* [Exercise brief] Reproduce the data word for word, starting with its first line and going on through the line that contains "item-name: Tiger Mount [85,457,185,475]".

==== Given records ====

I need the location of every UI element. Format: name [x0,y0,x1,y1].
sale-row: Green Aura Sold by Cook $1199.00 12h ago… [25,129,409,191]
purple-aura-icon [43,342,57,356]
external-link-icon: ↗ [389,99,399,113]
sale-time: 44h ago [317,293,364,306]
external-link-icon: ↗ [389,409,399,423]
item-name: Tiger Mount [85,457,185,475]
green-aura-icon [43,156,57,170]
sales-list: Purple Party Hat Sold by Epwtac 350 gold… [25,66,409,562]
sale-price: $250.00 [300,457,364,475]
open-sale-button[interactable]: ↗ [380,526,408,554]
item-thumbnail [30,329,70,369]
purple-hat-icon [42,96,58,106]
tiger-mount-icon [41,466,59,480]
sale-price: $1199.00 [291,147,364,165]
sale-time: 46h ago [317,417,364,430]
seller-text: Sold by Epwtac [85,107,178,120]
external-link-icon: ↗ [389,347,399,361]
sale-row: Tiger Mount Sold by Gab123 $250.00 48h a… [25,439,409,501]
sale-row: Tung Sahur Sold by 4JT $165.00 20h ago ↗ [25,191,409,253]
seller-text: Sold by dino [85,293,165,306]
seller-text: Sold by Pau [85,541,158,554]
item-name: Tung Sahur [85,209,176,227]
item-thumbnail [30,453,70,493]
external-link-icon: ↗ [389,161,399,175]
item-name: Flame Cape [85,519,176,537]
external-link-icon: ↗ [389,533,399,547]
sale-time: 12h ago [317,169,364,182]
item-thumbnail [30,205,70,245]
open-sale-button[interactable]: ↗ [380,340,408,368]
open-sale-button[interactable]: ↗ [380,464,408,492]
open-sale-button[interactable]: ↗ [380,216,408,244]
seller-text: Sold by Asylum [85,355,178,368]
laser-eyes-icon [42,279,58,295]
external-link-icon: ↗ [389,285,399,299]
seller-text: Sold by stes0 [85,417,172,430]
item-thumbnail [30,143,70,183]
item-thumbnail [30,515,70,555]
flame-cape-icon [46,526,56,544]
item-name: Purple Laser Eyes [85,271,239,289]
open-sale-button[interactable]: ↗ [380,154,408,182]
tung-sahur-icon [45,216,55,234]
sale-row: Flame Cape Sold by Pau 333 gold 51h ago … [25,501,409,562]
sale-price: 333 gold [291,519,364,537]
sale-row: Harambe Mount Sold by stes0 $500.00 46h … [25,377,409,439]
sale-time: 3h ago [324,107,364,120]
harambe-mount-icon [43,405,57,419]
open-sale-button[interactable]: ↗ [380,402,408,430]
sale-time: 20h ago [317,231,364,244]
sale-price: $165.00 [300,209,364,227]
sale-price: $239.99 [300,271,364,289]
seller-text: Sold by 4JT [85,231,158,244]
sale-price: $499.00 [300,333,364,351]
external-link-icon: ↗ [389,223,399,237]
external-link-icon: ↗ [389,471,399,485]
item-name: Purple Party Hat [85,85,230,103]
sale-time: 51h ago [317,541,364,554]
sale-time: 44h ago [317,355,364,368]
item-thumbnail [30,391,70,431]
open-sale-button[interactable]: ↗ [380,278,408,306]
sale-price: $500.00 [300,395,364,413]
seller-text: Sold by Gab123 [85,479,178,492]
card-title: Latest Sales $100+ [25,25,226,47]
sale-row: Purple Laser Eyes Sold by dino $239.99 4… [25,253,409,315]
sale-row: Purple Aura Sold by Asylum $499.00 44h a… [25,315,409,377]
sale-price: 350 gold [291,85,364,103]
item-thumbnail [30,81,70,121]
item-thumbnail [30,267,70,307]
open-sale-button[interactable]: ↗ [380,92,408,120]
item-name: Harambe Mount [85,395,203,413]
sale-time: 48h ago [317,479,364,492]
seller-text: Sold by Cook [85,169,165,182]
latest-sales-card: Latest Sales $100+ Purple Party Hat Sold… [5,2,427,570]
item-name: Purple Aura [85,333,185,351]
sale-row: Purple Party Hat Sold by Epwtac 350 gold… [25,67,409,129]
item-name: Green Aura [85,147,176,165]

====

* [Answer]
I need the location of every UI element. Format: name [x0,y0,x1,y1].
sale-row: Green Aura Sold by Cook $1199.00 12h ago… [25,129,409,191]
purple-aura-icon [43,342,57,356]
external-link-icon: ↗ [389,99,399,113]
sale-time: 44h ago [317,293,364,306]
external-link-icon: ↗ [389,409,399,423]
item-name: Tiger Mount [85,457,185,475]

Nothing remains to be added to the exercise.